▸ Exercise aim:
Because only the text is wanted, repeat the records below exactly and omit the pictures.
--- START ---
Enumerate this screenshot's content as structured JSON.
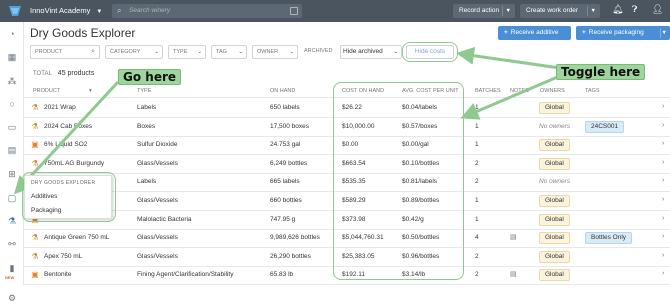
{
  "topbar": {
    "org_name": "InnoVint Academy",
    "search_placeholder": "Search winery",
    "record_action": "Record action",
    "create_work_order": "Create work order"
  },
  "page": {
    "title": "Dry Goods Explorer",
    "receive_additive": "Receive additive",
    "receive_packaging": "Receive packaging"
  },
  "filters": {
    "product": "PRODUCT",
    "category": "CATEGORY",
    "type": "TYPE",
    "tag": "TAG",
    "owner": "OWNER",
    "archived_label": "ARCHIVED",
    "archived_value": "Hide archived",
    "hide_costs": "Hide costs"
  },
  "summary": {
    "total_label": "TOTAL",
    "total_value": "45 products"
  },
  "columns": {
    "product": "PRODUCT",
    "type": "TYPE",
    "on_hand": "ON HAND",
    "cost_on_hand": "COST ON HAND",
    "avg_cost": "AVG. COST PER UNIT",
    "batches": "BATCHES",
    "notes": "NOTES",
    "owners": "OWNERS",
    "tags": "TAGS"
  },
  "rows": [
    {
      "product": "2021 Wrap",
      "type": "Labels",
      "on_hand": "650 labels",
      "cost": "$26.22",
      "avg": "$0.04/labels",
      "batches": "1",
      "owner": "Global",
      "tag": "",
      "note": false
    },
    {
      "product": "2024 Cab Boxes",
      "type": "Boxes",
      "on_hand": "17,500 boxes",
      "cost": "$10,000.00",
      "avg": "$0.57/boxes",
      "batches": "1",
      "owner": "No owners",
      "tag": "24CS001",
      "note": false
    },
    {
      "product": "6% Liquid SO2",
      "type": "Sulfur Dioxide",
      "on_hand": "24.753 gal",
      "cost": "$0.00",
      "avg": "$0.00/gal",
      "batches": "1",
      "owner": "Global",
      "tag": "",
      "note": false
    },
    {
      "product": "750mL AG Burgundy",
      "type": "Glass/Vessels",
      "on_hand": "6,249 bottles",
      "cost": "$663.54",
      "avg": "$0.10/bottles",
      "batches": "2",
      "owner": "Global",
      "tag": "",
      "note": false
    },
    {
      "product": "",
      "type": "Labels",
      "on_hand": "665 labels",
      "cost": "$535.35",
      "avg": "$0.81/labels",
      "batches": "2",
      "owner": "No owners",
      "tag": "",
      "note": false
    },
    {
      "product": "",
      "type": "Glass/Vessels",
      "on_hand": "660 bottles",
      "cost": "$589.29",
      "avg": "$0.89/bottles",
      "batches": "1",
      "owner": "Global",
      "tag": "",
      "note": false
    },
    {
      "product": "",
      "type": "Malolactic Bacteria",
      "on_hand": "747.95 g",
      "cost": "$373.98",
      "avg": "$0.42/g",
      "batches": "1",
      "owner": "Global",
      "tag": "",
      "note": false
    },
    {
      "product": "Antique Green 750 mL",
      "type": "Glass/Vessels",
      "on_hand": "9,989,626 bottles",
      "cost": "$5,044,760.31",
      "avg": "$0.50/bottles",
      "batches": "4",
      "owner": "Global",
      "tag": "Bottles Only",
      "note": true
    },
    {
      "product": "Apex 750 mL",
      "type": "Glass/Vessels",
      "on_hand": "26,290 bottles",
      "cost": "$25,383.05",
      "avg": "$0.96/bottles",
      "batches": "2",
      "owner": "Global",
      "tag": "",
      "note": false
    },
    {
      "product": "Bentonite",
      "type": "Fining Agent/Clarification/Stability",
      "on_hand": "65.83 lb",
      "cost": "$192.11",
      "avg": "$3.14/lb",
      "batches": "2",
      "owner": "Global",
      "tag": "",
      "note": true
    }
  ],
  "popup": {
    "header": "DRY GOODS EXPLORER",
    "items": [
      "Additives",
      "Packaging"
    ]
  },
  "sidebar": {
    "new_label": "NEW"
  },
  "annotations": {
    "go_here": "Go here",
    "toggle_here": "Toggle here"
  }
}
--- END ---
▸ Result of this task:
Enumerate this screenshot's content as structured JSON.
{
  "topbar": {
    "org_name": "InnoVint Academy",
    "search_placeholder": "Search winery",
    "record_action": "Record action",
    "create_work_order": "Create work order"
  },
  "page": {
    "title": "Dry Goods Explorer",
    "receive_additive": "Receive additive",
    "receive_packaging": "Receive packaging"
  },
  "filters": {
    "product": "PRODUCT",
    "category": "CATEGORY",
    "type": "TYPE",
    "tag": "TAG",
    "owner": "OWNER",
    "archived_label": "ARCHIVED",
    "archived_value": "Hide archived",
    "hide_costs": "Hide costs"
  },
  "summary": {
    "total_label": "TOTAL",
    "total_value": "45 products"
  },
  "columns": {
    "product": "PRODUCT",
    "type": "TYPE",
    "on_hand": "ON HAND",
    "cost_on_hand": "COST ON HAND",
    "avg_cost": "AVG. COST PER UNIT",
    "batches": "BATCHES",
    "notes": "NOTES",
    "owners": "OWNERS",
    "tags": "TAGS"
  },
  "rows": [
    {
      "product": "2021 Wrap",
      "type": "Labels",
      "on_hand": "650 labels",
      "cost": "$26.22",
      "avg": "$0.04/labels",
      "batches": "1",
      "owner": "Global",
      "tag": "",
      "note": false
    },
    {
      "product": "2024 Cab Boxes",
      "type": "Boxes",
      "on_hand": "17,500 boxes",
      "cost": "$10,000.00",
      "avg": "$0.57/boxes",
      "batches": "1",
      "owner": "No owners",
      "tag": "24CS001",
      "note": false
    },
    {
      "product": "6% Liquid SO2",
      "type": "Sulfur Dioxide",
      "on_hand": "24.753 gal",
      "cost": "$0.00",
      "avg": "$0.00/gal",
      "batches": "1",
      "owner": "Global",
      "tag": "",
      "note": false
    },
    {
      "product": "750mL AG Burgundy",
      "type": "Glass/Vessels",
      "on_hand": "6,249 bottles",
      "cost": "$663.54",
      "avg": "$0.10/bottles",
      "batches": "2",
      "owner": "Global",
      "tag": "",
      "note": false
    },
    {
      "product": "",
      "type": "Labels",
      "on_hand": "665 labels",
      "cost": "$535.35",
      "avg": "$0.81/labels",
      "batches": "2",
      "owner": "No owners",
      "tag": "",
      "note": false
    },
    {
      "product": "",
      "type": "Glass/Vessels",
      "on_hand": "660 bottles",
      "cost": "$589.29",
      "avg": "$0.89/bottles",
      "batches": "1",
      "owner": "Global",
      "tag": "",
      "note": false
    },
    {
      "product": "",
      "type": "Malolactic Bacteria",
      "on_hand": "747.95 g",
      "cost": "$373.98",
      "avg": "$0.42/g",
      "batches": "1",
      "owner": "Global",
      "tag": "",
      "note": false
    },
    {
      "product": "Antique Green 750 mL",
      "type": "Glass/Vessels",
      "on_hand": "9,989,626 bottles",
      "cost": "$5,044,760.31",
      "avg": "$0.50/bottles",
      "batches": "4",
      "owner": "Global",
      "tag": "Bottles Only",
      "note": true
    },
    {
      "product": "Apex 750 mL",
      "type": "Glass/Vessels",
      "on_hand": "26,290 bottles",
      "cost": "$25,383.05",
      "avg": "$0.96/bottles",
      "batches": "2",
      "owner": "Global",
      "tag": "",
      "note": false
    },
    {
      "product": "Bentonite",
      "type": "Fining Agent/Clarification/Stability",
      "on_hand": "65.83 lb",
      "cost": "$192.11",
      "avg": "$3.14/lb",
      "batches": "2",
      "owner": "Global",
      "tag": "",
      "note": true
    }
  ],
  "popup": {
    "header": "DRY GOODS EXPLORER",
    "items": [
      "Additives",
      "Packaging"
    ]
  },
  "sidebar": {
    "new_label": "NEW"
  },
  "annotations": {
    "go_here": "Go here",
    "toggle_here": "Toggle here"
  }
}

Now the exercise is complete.